» **RECORDS FOR THE EXERCISE**:
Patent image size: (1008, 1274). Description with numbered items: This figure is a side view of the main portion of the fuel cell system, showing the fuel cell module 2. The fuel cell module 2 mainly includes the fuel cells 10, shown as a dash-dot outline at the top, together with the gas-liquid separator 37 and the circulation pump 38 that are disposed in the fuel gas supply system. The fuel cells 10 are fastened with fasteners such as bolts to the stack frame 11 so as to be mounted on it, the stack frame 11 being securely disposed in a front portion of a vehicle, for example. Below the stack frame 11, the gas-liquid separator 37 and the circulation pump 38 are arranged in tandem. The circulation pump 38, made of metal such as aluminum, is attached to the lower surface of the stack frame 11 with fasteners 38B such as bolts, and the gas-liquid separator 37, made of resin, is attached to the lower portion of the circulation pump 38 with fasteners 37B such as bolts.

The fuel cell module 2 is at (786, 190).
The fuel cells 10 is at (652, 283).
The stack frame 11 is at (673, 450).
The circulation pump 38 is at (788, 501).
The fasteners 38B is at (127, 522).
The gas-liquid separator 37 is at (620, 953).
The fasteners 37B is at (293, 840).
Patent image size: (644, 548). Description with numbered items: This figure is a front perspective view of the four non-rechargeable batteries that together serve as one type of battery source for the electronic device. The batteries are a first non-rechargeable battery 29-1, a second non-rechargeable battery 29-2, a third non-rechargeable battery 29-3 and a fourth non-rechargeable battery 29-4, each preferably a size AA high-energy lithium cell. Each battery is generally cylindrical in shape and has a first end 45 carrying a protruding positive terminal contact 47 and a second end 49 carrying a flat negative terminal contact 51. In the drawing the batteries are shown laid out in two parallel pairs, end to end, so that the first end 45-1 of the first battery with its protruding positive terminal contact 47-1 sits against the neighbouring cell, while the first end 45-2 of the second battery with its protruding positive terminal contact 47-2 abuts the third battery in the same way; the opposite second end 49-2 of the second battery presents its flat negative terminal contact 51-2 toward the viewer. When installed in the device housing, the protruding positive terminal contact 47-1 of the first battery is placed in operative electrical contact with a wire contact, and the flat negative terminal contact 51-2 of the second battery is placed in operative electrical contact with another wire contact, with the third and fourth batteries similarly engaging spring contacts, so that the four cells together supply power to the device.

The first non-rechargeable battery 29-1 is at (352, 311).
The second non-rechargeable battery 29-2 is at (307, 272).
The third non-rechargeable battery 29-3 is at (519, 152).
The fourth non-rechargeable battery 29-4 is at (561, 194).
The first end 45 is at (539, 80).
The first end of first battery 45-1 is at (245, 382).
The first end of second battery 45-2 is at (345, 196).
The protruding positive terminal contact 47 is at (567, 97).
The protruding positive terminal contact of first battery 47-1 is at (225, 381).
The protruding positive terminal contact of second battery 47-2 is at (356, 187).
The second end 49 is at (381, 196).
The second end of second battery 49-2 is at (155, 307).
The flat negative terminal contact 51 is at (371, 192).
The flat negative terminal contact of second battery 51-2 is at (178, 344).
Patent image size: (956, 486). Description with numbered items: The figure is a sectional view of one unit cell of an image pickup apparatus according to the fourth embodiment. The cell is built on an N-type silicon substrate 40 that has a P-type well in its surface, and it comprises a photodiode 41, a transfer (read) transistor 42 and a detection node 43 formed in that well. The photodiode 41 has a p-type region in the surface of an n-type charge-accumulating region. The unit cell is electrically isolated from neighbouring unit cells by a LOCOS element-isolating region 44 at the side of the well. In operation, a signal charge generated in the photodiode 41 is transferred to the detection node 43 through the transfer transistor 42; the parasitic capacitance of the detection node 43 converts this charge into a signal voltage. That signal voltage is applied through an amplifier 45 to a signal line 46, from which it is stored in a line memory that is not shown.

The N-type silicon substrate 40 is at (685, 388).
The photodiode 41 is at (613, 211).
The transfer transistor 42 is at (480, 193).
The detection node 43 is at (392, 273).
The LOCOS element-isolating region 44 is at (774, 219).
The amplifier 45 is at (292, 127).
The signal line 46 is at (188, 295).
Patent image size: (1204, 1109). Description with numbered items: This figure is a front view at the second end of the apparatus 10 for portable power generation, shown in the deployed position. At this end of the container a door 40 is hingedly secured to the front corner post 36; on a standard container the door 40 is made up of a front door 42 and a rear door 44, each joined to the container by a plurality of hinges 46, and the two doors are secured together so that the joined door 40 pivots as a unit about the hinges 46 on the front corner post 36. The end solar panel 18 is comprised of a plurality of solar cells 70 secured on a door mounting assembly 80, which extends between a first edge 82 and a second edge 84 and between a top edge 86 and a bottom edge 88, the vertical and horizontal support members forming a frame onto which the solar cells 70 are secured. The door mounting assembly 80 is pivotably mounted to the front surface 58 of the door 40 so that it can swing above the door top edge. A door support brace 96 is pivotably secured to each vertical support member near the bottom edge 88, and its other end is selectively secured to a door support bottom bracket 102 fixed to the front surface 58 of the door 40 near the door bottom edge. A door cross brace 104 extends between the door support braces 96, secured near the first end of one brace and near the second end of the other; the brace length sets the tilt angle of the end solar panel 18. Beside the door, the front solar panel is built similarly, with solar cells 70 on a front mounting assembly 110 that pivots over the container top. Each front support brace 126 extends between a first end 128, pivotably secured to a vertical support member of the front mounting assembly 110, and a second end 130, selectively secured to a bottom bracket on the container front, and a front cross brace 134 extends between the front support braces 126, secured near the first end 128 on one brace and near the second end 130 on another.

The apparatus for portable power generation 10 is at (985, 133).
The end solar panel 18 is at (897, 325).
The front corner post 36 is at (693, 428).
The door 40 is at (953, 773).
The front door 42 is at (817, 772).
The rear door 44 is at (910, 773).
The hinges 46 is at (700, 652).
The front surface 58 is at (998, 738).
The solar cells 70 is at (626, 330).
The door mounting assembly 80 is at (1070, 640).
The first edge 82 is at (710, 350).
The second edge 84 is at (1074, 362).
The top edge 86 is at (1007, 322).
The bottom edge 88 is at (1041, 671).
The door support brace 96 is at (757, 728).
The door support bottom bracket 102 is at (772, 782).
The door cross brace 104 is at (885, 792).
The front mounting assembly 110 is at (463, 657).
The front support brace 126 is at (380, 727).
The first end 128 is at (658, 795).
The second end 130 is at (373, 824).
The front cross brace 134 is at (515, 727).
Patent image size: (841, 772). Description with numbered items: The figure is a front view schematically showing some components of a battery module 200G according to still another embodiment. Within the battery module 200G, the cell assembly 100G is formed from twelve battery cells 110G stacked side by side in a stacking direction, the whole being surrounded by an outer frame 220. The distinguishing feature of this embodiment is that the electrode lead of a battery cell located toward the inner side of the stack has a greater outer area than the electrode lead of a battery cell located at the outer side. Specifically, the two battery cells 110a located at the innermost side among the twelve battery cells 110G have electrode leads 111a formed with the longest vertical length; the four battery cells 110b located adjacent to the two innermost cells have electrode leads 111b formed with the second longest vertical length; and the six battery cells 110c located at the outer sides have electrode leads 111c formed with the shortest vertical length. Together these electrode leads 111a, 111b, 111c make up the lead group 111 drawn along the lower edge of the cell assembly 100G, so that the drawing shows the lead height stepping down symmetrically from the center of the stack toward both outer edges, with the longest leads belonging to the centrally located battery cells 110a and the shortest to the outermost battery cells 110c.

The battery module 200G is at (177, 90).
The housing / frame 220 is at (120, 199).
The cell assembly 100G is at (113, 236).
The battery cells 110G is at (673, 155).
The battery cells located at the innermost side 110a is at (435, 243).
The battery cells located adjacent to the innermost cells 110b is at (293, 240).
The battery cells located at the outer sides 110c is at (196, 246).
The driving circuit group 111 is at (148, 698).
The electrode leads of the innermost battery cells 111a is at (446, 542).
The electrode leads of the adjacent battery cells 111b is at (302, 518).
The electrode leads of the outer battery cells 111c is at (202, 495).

» **THE PROBLEM**: Would you reproduce the whole listing exactly as it stands?

» **YOUR RESPONSE**:
Patent image size: (1008, 1274). Description with numbered items: This figure is a side view of the main portion of the fuel cell system, showing the fuel cell module 2. The fuel cell module 2 mainly includes the fuel cells 10, shown as a dash-dot outline at the top, together with the gas-liquid separator 37 and the circulation pump 38 that are disposed in the fuel gas supply system. The fuel cells 10 are fastened with fasteners such as bolts to the stack frame 11 so as to be mounted on it, the stack frame 11 being securely disposed in a front portion of a vehicle, for example. Below the stack frame 11, the gas-liquid separator 37 and the circulation pump 38 are arranged in tandem. The circulation pump 38, made of metal such as aluminum, is attached to the lower surface of the stack frame 11 with fasteners 38B such as bolts, and the gas-liquid separator 37, made of resin, is attached to the lower portion of the circulation pump 38 with fasteners 37B such as bolts.

The fuel cell module 2 is at (786, 190).
The fuel cells 10 is at (652, 283).
The stack frame 11 is at (673, 450).
The circulation pump 38 is at (788, 501).
The fasteners 38B is at (127, 522).
The gas-liquid separator 37 is at (620, 953).
The fasteners 37B is at (293, 840).
Patent image size: (644, 548). Description with numbered items: This figure is a front perspective view of the four non-rechargeable batteries that together serve as one type of battery source for the electronic device. The batteries are a first non-rechargeable battery 29-1, a second non-rechargeable battery 29-2, a third non-rechargeable battery 29-3 and a fourth non-rechargeable battery 29-4, each preferably a size AA high-energy lithium cell. Each battery is generally cylindrical in shape and has a first end 45 carrying a protruding positive terminal contact 47 and a second end 49 carrying a flat negative terminal contact 51. In the drawing the batteries are shown laid out in two parallel pairs, end to end, so that the first end 45-1 of the first battery with its protruding positive terminal contact 47-1 sits against the neighbouring cell, while the first end 45-2 of the second battery with its protruding positive terminal contact 47-2 abuts the third battery in the same way; the opposite second end 49-2 of the second battery presents its flat negative terminal contact 51-2 toward the viewer. When installed in the device housing, the protruding positive terminal contact 47-1 of the first battery is placed in operative electrical contact with a wire contact, and the flat negative terminal contact 51-2 of the second battery is placed in operative electrical contact with another wire contact, with the third and fourth batteries similarly engaging spring contacts, so that the four cells together supply power to the device.

The first non-rechargeable battery 29-1 is at (352, 311).
The second non-rechargeable battery 29-2 is at (307, 272).
The third non-rechargeable battery 29-3 is at (519, 152).
The fourth non-rechargeable battery 29-4 is at (561, 194).
The first end 45 is at (539, 80).
The first end of first battery 45-1 is at (245, 382).
The first end of second battery 45-2 is at (345, 196).
The protruding positive terminal contact 47 is at (567, 97).
The protruding positive terminal contact of first battery 47-1 is at (225, 381).
The protruding positive terminal contact of second battery 47-2 is at (356, 187).
The second end 49 is at (381, 196).
The second end of second battery 49-2 is at (155, 307).
The flat negative terminal contact 51 is at (371, 192).
The flat negative terminal contact of second battery 51-2 is at (178, 344).
Patent image size: (956, 486). Description with numbered items: The figure is a sectional view of one unit cell of an image pickup apparatus according to the fourth embodiment. The cell is built on an N-type silicon substrate 40 that has a P-type well in its surface, and it comprises a photodiode 41, a transfer (read) transistor 42 and a detection node 43 formed in that well. The photodiode 41 has a p-type region in the surface of an n-type charge-accumulating region. The unit cell is electrically isolated from neighbouring unit cells by a LOCOS element-isolating region 44 at the side of the well. In operation, a signal charge generated in the photodiode 41 is transferred to the detection node 43 through the transfer transistor 42; the parasitic capacitance of the detection node 43 converts this charge into a signal voltage. That signal voltage is applied through an amplifier 45 to a signal line 46, from which it is stored in a line memory that is not shown.

The N-type silicon substrate 40 is at (685, 388).
The photodiode 41 is at (613, 211).
The transfer transistor 42 is at (480, 193).
The detection node 43 is at (392, 273).
The LOCOS element-isolating region 44 is at (774, 219).
The amplifier 45 is at (292, 127).
The signal line 46 is at (188, 295).
Patent image size: (1204, 1109). Description with numbered items: This figure is a front view at the second end of the apparatus 10 for portable power generation, shown in the deployed position. At this end of the container a door 40 is hingedly secured to the front corner post 36; on a standard container the door 40 is made up of a front door 42 and a rear door 44, each joined to the container by a plurality of hinges 46, and the two doors are secured together so that the joined door 40 pivots as a unit about the hinges 46 on the front corner post 36. The end solar panel 18 is comprised of a plurality of solar cells 70 secured on a door mounting assembly 80, which extends between a first edge 82 and a second edge 84 and between a top edge 86 and a bottom edge 88, the vertical and horizontal support members forming a frame onto which the solar cells 70 are secured. The door mounting assembly 80 is pivotably mounted to the front surface 58 of the door 40 so that it can swing above the door top edge. A door support brace 96 is pivotably secured to each vertical support member near the bottom edge 88, and its other end is selectively secured to a door support bottom bracket 102 fixed to the front surface 58 of the door 40 near the door bottom edge. A door cross brace 104 extends between the door support braces 96, secured near the first end of one brace and near the second end of the other; the brace length sets the tilt angle of the end solar panel 18. Beside the door, the front solar panel is built similarly, with solar cells 70 on a front mounting assembly 110 that pivots over the container top. Each front support brace 126 extends between a first end 128, pivotably secured to a vertical support member of the front mounting assembly 110, and a second end 130, selectively secured to a bottom bracket on the container front, and a front cross brace 134 extends between the front support braces 126, secured near the first end 128 on one brace and near the second end 130 on another.

The apparatus for portable power generation 10 is at (985, 133).
The end solar panel 18 is at (897, 325).
The front corner post 36 is at (693, 428).
The door 40 is at (953, 773).
The front door 42 is at (817, 772).
The rear door 44 is at (910, 773).
The hinges 46 is at (700, 652).
The front surface 58 is at (998, 738).
The solar cells 70 is at (626, 330).
The door mounting assembly 80 is at (1070, 640).
The first edge 82 is at (710, 350).
The second edge 84 is at (1074, 362).
The top edge 86 is at (1007, 322).
The bottom edge 88 is at (1041, 671).
The door support brace 96 is at (757, 728).
The door support bottom bracket 102 is at (772, 782).
The door cross brace 104 is at (885, 792).
The front mounting assembly 110 is at (463, 657).
The front support brace 126 is at (380, 727).
The first end 128 is at (658, 795).
The second end 130 is at (373, 824).
The front cross brace 134 is at (515, 727).
Patent image size: (841, 772). Description with numbered items: The figure is a front view schematically showing some components of a battery module 200G according to still another embodiment. Within the battery module 200G, the cell assembly 100G is formed from twelve battery cells 110G stacked side by side in a stacking direction, the whole being surrounded by an outer frame 220. The distinguishing feature of this embodiment is that the electrode lead of a battery cell located toward the inner side of the stack has a greater outer area than the electrode lead of a battery cell located at the outer side. Specifically, the two battery cells 110a located at the innermost side among the twelve battery cells 110G have electrode leads 111a formed with the longest vertical length; the four battery cells 110b located adjacent to the two innermost cells have electrode leads 111b formed with the second longest vertical length; and the six battery cells 110c located at the outer sides have electrode leads 111c formed with the shortest vertical length. Together these electrode leads 111a, 111b, 111c make up the lead group 111 drawn along the lower edge of the cell assembly 100G, so that the drawing shows the lead height stepping down symmetrically from the center of the stack toward both outer edges, with the longest leads belonging to the centrally located battery cells 110a and the shortest to the outermost battery cells 110c.

The battery module 200G is at (177, 90).
The housing / frame 220 is at (120, 199).
The cell assembly 100G is at (113, 236).
The battery cells 110G is at (673, 155).
The battery cells located at the innermost side 110a is at (435, 243).
The battery cells located adjacent to the innermost cells 110b is at (293, 240).
The battery cells located at the outer sides 110c is at (196, 246).
The driving circuit group 111 is at (148, 698).
The electrode leads of the innermost battery cells 111a is at (446, 542).
The electrode leads of the adjacent battery cells 111b is at (302, 518).
The electrode leads of the outer battery cells 111c is at (202, 495).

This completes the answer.